━━ Data shown
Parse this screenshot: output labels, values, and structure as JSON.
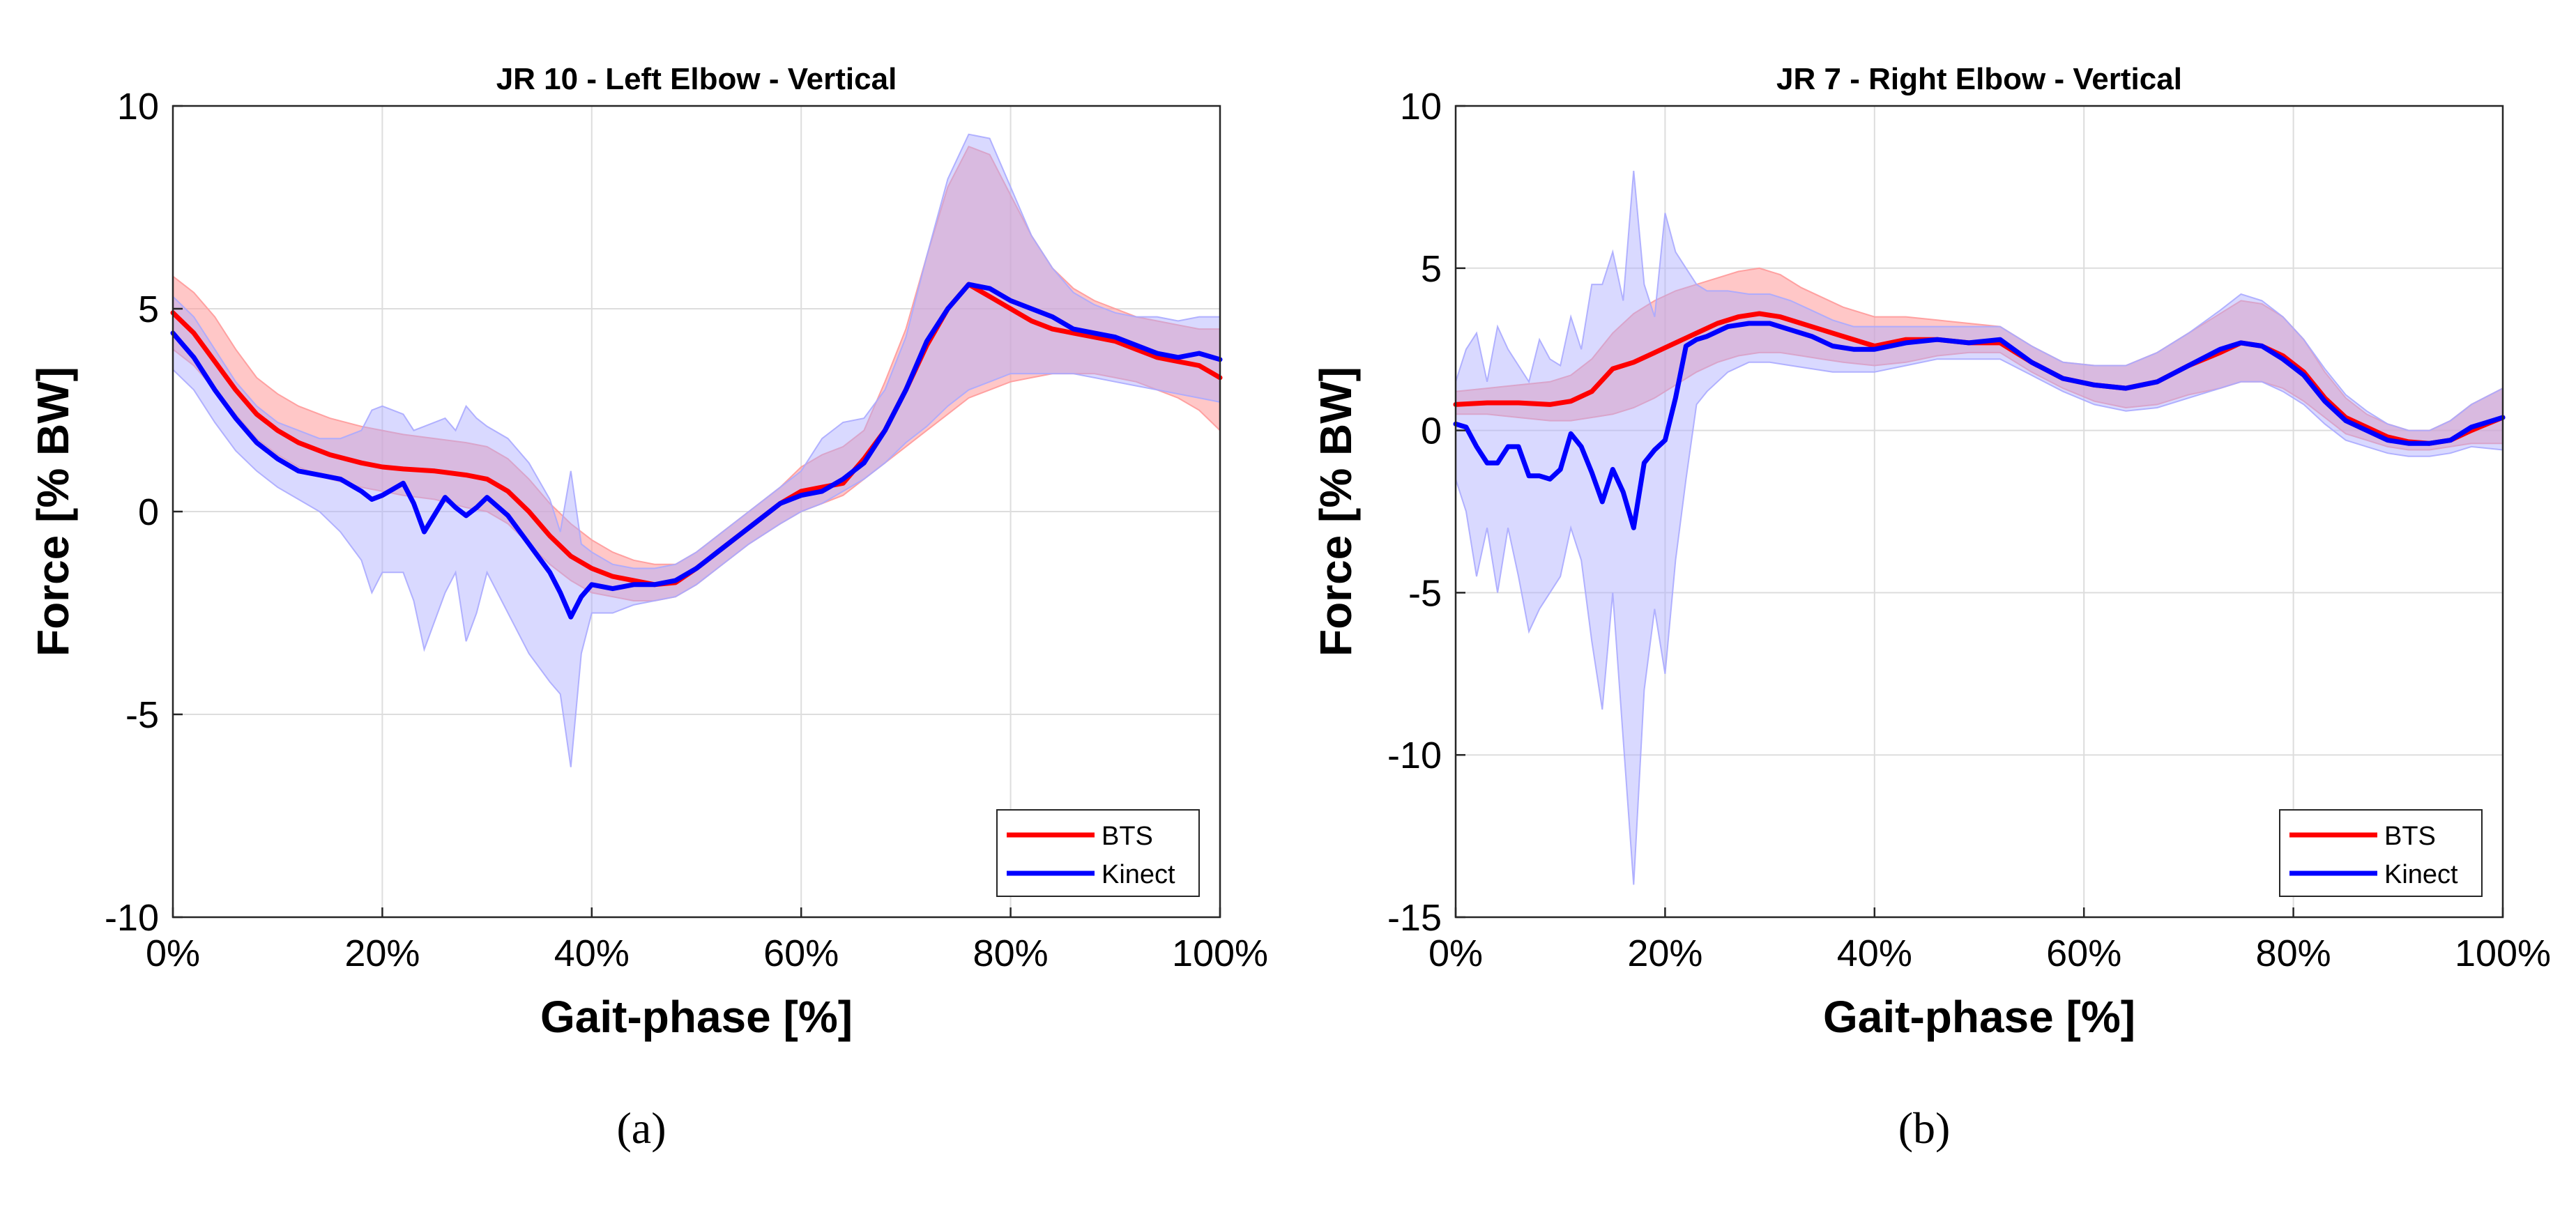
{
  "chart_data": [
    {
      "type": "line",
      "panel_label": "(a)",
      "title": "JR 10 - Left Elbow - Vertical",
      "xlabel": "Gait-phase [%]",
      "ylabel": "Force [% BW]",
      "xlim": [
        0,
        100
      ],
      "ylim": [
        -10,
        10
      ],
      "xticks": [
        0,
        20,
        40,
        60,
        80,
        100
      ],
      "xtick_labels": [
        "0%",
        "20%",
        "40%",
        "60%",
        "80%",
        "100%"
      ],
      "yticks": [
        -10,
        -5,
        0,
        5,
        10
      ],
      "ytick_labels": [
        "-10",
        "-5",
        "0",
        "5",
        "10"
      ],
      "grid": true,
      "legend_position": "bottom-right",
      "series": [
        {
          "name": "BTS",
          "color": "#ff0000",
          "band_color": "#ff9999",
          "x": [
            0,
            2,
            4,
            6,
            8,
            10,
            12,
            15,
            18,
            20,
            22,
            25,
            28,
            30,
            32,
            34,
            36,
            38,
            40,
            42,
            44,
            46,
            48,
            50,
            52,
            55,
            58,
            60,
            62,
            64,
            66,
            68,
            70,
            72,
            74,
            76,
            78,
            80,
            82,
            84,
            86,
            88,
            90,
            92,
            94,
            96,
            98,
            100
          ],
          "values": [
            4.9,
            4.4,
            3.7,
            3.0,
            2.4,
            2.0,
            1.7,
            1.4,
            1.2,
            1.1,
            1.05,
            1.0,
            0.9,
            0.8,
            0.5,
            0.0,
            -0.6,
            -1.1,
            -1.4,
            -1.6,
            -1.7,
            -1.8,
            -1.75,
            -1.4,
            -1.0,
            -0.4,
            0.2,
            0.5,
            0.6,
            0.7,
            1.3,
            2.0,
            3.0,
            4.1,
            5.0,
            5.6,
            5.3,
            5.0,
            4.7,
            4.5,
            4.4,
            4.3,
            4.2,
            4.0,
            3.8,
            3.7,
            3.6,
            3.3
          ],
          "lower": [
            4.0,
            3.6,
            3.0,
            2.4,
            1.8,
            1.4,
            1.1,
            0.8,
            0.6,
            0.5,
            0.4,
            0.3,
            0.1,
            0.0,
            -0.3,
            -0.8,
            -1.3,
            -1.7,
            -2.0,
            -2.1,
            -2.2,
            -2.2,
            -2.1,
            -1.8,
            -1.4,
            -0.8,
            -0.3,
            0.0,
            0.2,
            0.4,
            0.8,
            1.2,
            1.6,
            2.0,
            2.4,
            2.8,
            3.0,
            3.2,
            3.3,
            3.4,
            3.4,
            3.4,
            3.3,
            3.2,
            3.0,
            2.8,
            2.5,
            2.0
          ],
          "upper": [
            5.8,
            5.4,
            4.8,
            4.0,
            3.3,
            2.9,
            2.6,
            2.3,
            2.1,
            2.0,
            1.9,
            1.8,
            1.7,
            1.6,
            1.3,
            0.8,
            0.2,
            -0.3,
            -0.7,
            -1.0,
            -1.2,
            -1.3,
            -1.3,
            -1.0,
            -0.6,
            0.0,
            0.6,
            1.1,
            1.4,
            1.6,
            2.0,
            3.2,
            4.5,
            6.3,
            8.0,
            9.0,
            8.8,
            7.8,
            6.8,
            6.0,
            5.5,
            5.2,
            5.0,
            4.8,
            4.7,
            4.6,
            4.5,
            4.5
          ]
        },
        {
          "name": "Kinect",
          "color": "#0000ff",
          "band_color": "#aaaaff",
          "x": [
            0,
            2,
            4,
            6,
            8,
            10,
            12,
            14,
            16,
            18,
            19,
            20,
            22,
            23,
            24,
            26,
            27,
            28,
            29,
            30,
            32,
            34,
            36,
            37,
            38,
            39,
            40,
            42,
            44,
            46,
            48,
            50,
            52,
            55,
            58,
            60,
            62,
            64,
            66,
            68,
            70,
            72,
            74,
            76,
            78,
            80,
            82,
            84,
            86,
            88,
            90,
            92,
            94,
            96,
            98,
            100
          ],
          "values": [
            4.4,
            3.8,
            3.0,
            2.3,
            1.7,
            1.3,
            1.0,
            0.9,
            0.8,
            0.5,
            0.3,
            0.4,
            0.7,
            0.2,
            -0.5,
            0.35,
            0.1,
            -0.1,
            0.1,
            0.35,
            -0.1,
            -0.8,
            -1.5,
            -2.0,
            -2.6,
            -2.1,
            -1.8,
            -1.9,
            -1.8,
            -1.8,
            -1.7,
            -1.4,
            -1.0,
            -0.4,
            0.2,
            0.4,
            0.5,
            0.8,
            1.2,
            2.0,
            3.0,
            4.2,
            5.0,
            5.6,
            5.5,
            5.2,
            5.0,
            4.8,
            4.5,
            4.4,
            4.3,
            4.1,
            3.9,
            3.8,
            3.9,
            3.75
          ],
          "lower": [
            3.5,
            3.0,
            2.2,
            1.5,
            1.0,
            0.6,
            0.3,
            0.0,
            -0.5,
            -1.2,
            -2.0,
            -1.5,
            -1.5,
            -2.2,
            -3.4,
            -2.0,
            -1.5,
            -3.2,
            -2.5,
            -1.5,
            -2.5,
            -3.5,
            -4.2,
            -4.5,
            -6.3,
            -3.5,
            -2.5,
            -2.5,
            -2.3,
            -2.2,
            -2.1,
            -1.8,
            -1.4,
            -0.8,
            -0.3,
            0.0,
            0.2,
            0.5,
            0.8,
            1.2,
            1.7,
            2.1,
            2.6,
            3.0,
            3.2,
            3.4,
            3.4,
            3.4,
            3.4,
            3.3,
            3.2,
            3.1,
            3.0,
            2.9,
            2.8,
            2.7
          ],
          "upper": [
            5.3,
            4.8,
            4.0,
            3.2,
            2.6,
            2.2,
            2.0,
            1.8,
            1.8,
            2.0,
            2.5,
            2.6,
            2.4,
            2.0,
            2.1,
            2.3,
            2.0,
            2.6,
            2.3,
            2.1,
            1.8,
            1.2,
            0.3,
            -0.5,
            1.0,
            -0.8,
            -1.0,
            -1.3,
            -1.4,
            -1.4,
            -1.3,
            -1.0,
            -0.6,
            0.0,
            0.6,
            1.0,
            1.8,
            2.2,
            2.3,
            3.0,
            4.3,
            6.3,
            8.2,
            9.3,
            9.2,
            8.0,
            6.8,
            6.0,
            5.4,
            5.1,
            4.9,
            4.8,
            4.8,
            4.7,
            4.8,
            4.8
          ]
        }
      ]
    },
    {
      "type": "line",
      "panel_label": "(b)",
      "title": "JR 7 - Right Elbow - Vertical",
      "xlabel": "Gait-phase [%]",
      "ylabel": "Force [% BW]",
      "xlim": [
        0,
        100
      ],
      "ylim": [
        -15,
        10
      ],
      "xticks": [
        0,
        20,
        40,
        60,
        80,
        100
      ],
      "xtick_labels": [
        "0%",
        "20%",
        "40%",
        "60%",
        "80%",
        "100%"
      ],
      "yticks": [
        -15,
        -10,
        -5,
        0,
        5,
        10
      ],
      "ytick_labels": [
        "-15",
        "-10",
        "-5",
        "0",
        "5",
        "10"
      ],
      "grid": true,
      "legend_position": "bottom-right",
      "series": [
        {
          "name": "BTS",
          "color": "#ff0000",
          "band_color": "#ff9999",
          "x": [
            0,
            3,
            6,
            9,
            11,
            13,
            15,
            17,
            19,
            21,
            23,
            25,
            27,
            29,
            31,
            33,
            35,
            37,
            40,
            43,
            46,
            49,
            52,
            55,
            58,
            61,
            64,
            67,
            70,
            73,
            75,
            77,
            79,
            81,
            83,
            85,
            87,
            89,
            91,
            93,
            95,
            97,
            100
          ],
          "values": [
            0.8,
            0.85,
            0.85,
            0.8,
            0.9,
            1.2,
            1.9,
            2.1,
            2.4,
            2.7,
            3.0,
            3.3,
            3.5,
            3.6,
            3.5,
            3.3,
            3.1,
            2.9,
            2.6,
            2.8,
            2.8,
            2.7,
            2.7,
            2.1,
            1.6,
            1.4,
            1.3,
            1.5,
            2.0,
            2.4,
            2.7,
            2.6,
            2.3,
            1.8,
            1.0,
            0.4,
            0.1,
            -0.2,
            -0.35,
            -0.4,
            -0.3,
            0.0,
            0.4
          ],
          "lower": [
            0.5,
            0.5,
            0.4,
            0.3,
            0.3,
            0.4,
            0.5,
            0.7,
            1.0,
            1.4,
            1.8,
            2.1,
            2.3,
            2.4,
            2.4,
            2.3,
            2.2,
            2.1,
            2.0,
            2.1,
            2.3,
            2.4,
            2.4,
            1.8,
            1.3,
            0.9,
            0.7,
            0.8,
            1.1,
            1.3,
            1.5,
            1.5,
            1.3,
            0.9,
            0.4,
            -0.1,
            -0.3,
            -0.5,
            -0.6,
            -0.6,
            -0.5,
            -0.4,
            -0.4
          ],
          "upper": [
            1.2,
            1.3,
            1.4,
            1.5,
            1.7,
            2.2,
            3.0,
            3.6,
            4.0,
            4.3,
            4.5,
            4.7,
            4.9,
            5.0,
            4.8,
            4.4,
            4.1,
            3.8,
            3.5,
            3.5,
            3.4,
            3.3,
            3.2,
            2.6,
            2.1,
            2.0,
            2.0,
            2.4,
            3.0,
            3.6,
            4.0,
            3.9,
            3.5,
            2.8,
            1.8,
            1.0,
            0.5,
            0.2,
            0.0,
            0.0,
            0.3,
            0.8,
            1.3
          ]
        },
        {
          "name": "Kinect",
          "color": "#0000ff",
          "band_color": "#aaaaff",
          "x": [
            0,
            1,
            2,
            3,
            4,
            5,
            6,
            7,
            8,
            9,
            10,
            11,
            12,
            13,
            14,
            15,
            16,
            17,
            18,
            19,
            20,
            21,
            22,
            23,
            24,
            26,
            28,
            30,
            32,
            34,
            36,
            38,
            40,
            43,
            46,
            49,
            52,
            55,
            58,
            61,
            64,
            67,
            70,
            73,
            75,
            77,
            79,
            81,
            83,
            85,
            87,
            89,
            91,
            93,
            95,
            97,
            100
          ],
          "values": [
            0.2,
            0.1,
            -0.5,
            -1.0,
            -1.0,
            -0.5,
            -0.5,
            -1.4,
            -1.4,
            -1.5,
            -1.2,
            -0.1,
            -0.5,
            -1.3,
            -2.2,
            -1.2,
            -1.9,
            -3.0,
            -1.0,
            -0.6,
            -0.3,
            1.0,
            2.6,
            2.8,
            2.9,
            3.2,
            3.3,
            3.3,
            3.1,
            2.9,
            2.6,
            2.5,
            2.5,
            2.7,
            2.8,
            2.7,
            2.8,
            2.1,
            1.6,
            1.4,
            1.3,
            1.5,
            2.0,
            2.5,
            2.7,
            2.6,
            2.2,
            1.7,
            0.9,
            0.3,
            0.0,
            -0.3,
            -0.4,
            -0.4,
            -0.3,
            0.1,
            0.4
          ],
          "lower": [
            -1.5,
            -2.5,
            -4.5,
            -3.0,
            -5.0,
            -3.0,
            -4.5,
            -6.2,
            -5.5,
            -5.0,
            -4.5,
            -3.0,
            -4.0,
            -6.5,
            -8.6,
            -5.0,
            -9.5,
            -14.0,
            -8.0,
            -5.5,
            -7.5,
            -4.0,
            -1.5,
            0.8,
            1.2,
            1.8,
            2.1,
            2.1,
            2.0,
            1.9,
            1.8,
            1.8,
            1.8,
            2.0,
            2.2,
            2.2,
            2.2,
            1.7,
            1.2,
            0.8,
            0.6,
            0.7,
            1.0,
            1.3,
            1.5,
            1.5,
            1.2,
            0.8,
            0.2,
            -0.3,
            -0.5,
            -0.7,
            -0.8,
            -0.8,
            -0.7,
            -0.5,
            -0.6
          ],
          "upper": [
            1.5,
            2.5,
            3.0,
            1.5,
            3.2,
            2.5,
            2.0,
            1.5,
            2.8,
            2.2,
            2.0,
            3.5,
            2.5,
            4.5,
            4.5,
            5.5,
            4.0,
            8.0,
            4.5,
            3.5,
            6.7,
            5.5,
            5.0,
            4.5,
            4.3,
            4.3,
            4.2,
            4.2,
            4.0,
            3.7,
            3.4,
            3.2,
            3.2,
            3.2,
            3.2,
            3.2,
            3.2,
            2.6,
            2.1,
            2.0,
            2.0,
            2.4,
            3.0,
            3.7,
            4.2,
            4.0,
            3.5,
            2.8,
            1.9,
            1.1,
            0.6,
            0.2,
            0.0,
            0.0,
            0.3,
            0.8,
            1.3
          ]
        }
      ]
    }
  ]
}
━━━━
**Problem details**
Show, from the listing above, each line that contains the word "Vertical".

**Correct output**
      "title": "JR 10 - Left Elbow - Vertical",
      "title": "JR 7 - Right Elbow - Vertical",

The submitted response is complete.